= Instructions for the task =
Print, exactly and completely, every entry in the data.

— START —

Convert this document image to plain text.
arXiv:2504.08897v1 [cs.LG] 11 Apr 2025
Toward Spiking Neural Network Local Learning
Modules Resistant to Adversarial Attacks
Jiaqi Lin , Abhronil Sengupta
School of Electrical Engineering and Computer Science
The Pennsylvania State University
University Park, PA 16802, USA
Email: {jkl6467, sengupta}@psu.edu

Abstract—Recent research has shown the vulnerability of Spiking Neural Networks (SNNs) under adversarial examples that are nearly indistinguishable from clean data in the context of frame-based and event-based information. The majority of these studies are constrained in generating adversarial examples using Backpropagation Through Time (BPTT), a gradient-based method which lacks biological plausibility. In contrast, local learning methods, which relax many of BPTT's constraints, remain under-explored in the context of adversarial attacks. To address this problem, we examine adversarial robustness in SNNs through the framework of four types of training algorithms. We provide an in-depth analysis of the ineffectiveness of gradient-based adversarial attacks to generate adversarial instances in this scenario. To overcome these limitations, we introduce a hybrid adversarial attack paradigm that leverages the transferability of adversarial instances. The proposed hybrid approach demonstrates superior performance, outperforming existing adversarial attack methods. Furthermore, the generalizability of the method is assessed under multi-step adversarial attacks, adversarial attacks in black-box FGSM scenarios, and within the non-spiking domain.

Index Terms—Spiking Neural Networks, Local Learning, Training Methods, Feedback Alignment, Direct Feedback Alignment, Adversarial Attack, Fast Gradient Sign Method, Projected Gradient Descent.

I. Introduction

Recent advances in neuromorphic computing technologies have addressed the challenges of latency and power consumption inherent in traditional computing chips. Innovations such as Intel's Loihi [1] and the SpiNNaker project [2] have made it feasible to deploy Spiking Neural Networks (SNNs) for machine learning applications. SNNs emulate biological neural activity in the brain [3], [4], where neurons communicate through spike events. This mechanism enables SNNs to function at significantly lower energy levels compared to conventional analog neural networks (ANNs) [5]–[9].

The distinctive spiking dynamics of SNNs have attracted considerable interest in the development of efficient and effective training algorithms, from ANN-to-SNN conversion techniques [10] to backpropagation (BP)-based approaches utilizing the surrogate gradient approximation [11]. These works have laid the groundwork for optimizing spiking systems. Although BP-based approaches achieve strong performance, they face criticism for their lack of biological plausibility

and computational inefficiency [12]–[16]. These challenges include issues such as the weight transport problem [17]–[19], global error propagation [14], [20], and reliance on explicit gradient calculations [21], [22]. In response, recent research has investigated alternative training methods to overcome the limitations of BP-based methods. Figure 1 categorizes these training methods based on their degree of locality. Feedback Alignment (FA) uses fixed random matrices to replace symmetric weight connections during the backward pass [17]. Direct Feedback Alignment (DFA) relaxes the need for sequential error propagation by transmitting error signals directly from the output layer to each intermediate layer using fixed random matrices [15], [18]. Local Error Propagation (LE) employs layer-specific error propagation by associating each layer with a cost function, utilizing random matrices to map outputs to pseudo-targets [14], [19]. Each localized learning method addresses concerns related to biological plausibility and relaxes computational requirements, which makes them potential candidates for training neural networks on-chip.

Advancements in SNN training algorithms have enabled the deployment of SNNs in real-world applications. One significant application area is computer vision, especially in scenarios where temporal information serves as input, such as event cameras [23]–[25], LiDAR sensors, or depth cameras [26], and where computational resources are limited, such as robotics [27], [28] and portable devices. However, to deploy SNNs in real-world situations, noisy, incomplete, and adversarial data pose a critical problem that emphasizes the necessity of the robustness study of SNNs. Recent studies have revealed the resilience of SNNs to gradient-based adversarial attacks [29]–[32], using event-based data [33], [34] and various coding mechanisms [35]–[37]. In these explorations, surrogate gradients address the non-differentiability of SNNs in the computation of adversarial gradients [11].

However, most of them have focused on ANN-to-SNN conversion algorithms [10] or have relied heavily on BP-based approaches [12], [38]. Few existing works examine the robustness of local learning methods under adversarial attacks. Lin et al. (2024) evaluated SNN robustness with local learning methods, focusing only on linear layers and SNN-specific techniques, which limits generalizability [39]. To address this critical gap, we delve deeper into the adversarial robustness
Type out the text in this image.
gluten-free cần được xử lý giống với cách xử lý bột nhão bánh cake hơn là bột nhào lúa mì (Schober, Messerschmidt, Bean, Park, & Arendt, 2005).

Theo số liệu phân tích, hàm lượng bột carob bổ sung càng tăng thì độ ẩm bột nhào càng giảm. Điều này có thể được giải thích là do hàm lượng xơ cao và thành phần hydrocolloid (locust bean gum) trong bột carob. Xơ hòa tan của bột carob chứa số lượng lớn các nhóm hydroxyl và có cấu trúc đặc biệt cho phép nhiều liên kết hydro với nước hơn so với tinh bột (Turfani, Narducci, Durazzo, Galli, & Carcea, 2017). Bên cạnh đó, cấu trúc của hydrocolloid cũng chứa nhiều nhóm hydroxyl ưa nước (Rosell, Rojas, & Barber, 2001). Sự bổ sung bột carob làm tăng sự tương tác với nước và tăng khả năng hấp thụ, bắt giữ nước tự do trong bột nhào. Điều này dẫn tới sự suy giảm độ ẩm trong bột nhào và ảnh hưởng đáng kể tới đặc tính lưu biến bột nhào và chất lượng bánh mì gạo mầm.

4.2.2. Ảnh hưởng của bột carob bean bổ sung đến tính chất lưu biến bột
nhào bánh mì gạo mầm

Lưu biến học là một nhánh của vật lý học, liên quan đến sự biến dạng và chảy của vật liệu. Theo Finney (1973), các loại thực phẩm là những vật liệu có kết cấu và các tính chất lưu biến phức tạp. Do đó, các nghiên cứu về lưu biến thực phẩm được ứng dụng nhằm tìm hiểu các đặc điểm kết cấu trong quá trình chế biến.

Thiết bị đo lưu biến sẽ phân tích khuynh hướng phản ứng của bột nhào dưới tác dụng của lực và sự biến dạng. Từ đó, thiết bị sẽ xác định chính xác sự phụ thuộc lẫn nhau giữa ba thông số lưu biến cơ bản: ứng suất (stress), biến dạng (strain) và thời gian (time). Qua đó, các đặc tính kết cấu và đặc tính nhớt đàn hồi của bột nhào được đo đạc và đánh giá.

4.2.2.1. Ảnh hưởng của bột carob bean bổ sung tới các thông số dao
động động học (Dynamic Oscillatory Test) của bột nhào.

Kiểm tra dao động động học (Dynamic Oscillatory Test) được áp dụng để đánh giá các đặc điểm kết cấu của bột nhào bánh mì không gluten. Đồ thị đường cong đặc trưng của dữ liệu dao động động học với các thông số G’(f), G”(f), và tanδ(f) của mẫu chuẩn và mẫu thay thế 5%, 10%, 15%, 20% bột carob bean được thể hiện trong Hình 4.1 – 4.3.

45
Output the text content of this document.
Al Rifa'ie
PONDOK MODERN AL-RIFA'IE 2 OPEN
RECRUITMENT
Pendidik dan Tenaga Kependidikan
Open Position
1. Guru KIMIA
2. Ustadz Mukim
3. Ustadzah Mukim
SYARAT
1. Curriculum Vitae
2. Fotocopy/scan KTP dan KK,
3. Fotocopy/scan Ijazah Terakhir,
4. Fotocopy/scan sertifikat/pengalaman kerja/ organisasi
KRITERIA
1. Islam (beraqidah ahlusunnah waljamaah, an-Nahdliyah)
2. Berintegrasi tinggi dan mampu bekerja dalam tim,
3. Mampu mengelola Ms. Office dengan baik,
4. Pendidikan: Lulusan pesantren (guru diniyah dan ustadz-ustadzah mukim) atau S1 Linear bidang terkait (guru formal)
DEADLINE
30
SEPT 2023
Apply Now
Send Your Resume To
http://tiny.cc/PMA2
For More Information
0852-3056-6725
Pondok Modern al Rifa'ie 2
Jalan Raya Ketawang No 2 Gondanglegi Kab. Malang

— END —

= Solution to the problem =
Convert this document image to plain text.
arXiv:2504.08897v1 [cs.LG] 11 Apr 2025
Toward Spiking Neural Network Local Learning
Modules Resistant to Adversarial Attacks
Jiaqi Lin , Abhronil Sengupta
School of Electrical Engineering and Computer Science
The Pennsylvania State University
University Park, PA 16802, USA
Email: {jkl6467, sengupta}@psu.edu

Abstract—Recent research has shown the vulnerability of Spiking Neural Networks (SNNs) under adversarial examples that are nearly indistinguishable from clean data in the context of frame-based and event-based information. The majority of these studies are constrained in generating adversarial examples using Backpropagation Through Time (BPTT), a gradient-based method which lacks biological plausibility. In contrast, local learning methods, which relax many of BPTT's constraints, remain under-explored in the context of adversarial attacks. To address this problem, we examine adversarial robustness in SNNs through the framework of four types of training algorithms. We provide an in-depth analysis of the ineffectiveness of gradient-based adversarial attacks to generate adversarial instances in this scenario. To overcome these limitations, we introduce a hybrid adversarial attack paradigm that leverages the transferability of adversarial instances. The proposed hybrid approach demonstrates superior performance, outperforming existing adversarial attack methods. Furthermore, the generalizability of the method is assessed under multi-step adversarial attacks, adversarial attacks in black-box FGSM scenarios, and within the non-spiking domain.

Index Terms—Spiking Neural Networks, Local Learning, Training Methods, Feedback Alignment, Direct Feedback Alignment, Adversarial Attack, Fast Gradient Sign Method, Projected Gradient Descent.

I. Introduction

Recent advances in neuromorphic computing technologies have addressed the challenges of latency and power consumption inherent in traditional computing chips. Innovations such as Intel's Loihi [1] and the SpiNNaker project [2] have made it feasible to deploy Spiking Neural Networks (SNNs) for machine learning applications. SNNs emulate biological neural activity in the brain [3], [4], where neurons communicate through spike events. This mechanism enables SNNs to function at significantly lower energy levels compared to conventional analog neural networks (ANNs) [5]–[9].

The distinctive spiking dynamics of SNNs have attracted considerable interest in the development of efficient and effective training algorithms, from ANN-to-SNN conversion techniques [10] to backpropagation (BP)-based approaches utilizing the surrogate gradient approximation [11]. These works have laid the groundwork for optimizing spiking systems. Although BP-based approaches achieve strong performance, they face criticism for their lack of biological plausibility

and computational inefficiency [12]–[16]. These challenges include issues such as the weight transport problem [17]–[19], global error propagation [14], [20], and reliance on explicit gradient calculations [21], [22]. In response, recent research has investigated alternative training methods to overcome the limitations of BP-based methods. Figure 1 categorizes these training methods based on their degree of locality. Feedback Alignment (FA) uses fixed random matrices to replace symmetric weight connections during the backward pass [17]. Direct Feedback Alignment (DFA) relaxes the need for sequential error propagation by transmitting error signals directly from the output layer to each intermediate layer using fixed random matrices [15], [18]. Local Error Propagation (LE) employs layer-specific error propagation by associating each layer with a cost function, utilizing random matrices to map outputs to pseudo-targets [14], [19]. Each localized learning method addresses concerns related to biological plausibility and relaxes computational requirements, which makes them potential candidates for training neural networks on-chip.

Advancements in SNN training algorithms have enabled the deployment of SNNs in real-world applications. One significant application area is computer vision, especially in scenarios where temporal information serves as input, such as event cameras [23]–[25], LiDAR sensors, or depth cameras [26], and where computational resources are limited, such as robotics [27], [28] and portable devices. However, to deploy SNNs in real-world situations, noisy, incomplete, and adversarial data pose a critical problem that emphasizes the necessity of the robustness study of SNNs. Recent studies have revealed the resilience of SNNs to gradient-based adversarial attacks [29]–[32], using event-based data [33], [34] and various coding mechanisms [35]–[37]. In these explorations, surrogate gradients address the non-differentiability of SNNs in the computation of adversarial gradients [11].

However, most of them have focused on ANN-to-SNN conversion algorithms [10] or have relied heavily on BP-based approaches [12], [38]. Few existing works examine the robustness of local learning methods under adversarial attacks. Lin et al. (2024) evaluated SNN robustness with local learning methods, focusing only on linear layers and SNN-specific techniques, which limits generalizability [39]. To address this critical gap, we delve deeper into the adversarial robustness
Type out the text in this image.
gluten-free cần được xử lý giống với cách xử lý bột nhão bánh cake hơn là bột nhào lúa mì (Schober, Messerschmidt, Bean, Park, & Arendt, 2005).

Theo số liệu phân tích, hàm lượng bột carob bổ sung càng tăng thì độ ẩm bột nhào càng giảm. Điều này có thể được giải thích là do hàm lượng xơ cao và thành phần hydrocolloid (locust bean gum) trong bột carob. Xơ hòa tan của bột carob chứa số lượng lớn các nhóm hydroxyl và có cấu trúc đặc biệt cho phép nhiều liên kết hydro với nước hơn so với tinh bột (Turfani, Narducci, Durazzo, Galli, & Carcea, 2017). Bên cạnh đó, cấu trúc của hydrocolloid cũng chứa nhiều nhóm hydroxyl ưa nước (Rosell, Rojas, & Barber, 2001). Sự bổ sung bột carob làm tăng sự tương tác với nước và tăng khả năng hấp thụ, bắt giữ nước tự do trong bột nhào. Điều này dẫn tới sự suy giảm độ ẩm trong bột nhào và ảnh hưởng đáng kể tới đặc tính lưu biến bột nhào và chất lượng bánh mì gạo mầm.

4.2.2. Ảnh hưởng của bột carob bean bổ sung đến tính chất lưu biến bột
nhào bánh mì gạo mầm

Lưu biến học là một nhánh của vật lý học, liên quan đến sự biến dạng và chảy của vật liệu. Theo Finney (1973), các loại thực phẩm là những vật liệu có kết cấu và các tính chất lưu biến phức tạp. Do đó, các nghiên cứu về lưu biến thực phẩm được ứng dụng nhằm tìm hiểu các đặc điểm kết cấu trong quá trình chế biến.

Thiết bị đo lưu biến sẽ phân tích khuynh hướng phản ứng của bột nhào dưới tác dụng của lực và sự biến dạng. Từ đó, thiết bị sẽ xác định chính xác sự phụ thuộc lẫn nhau giữa ba thông số lưu biến cơ bản: ứng suất (stress), biến dạng (strain) và thời gian (time). Qua đó, các đặc tính kết cấu và đặc tính nhớt đàn hồi của bột nhào được đo đạc và đánh giá.

4.2.2.1. Ảnh hưởng của bột carob bean bổ sung tới các thông số dao
động động học (Dynamic Oscillatory Test) của bột nhào.

Kiểm tra dao động động học (Dynamic Oscillatory Test) được áp dụng để đánh giá các đặc điểm kết cấu của bột nhào bánh mì không gluten. Đồ thị đường cong đặc trưng của dữ liệu dao động động học với các thông số G’(f), G”(f), và tanδ(f) của mẫu chuẩn và mẫu thay thế 5%, 10%, 15%, 20% bột carob bean được thể hiện trong Hình 4.1 – 4.3.

45
Output the text content of this document.
Al Rifa'ie
PONDOK MODERN AL-RIFA'IE 2 OPEN
RECRUITMENT
Pendidik dan Tenaga Kependidikan
Open Position
1. Guru KIMIA
2. Ustadz Mukim
3. Ustadzah Mukim
SYARAT
1. Curriculum Vitae
2. Fotocopy/scan KTP dan KK,
3. Fotocopy/scan Ijazah Terakhir,
4. Fotocopy/scan sertifikat/pengalaman kerja/ organisasi
KRITERIA
1. Islam (beraqidah ahlusunnah waljamaah, an-Nahdliyah)
2. Berintegrasi tinggi dan mampu bekerja dalam tim,
3. Mampu mengelola Ms. Office dengan baik,
4. Pendidikan: Lulusan pesantren (guru diniyah dan ustadz-ustadzah mukim) atau S1 Linear bidang terkait (guru formal)
DEADLINE
30
SEPT 2023
Apply Now
Send Your Resume To
http://tiny.cc/PMA2
For More Information
0852-3056-6725
Pondok Modern al Rifa'ie 2
Jalan Raya Ketawang No 2 Gondanglegi Kab. Malang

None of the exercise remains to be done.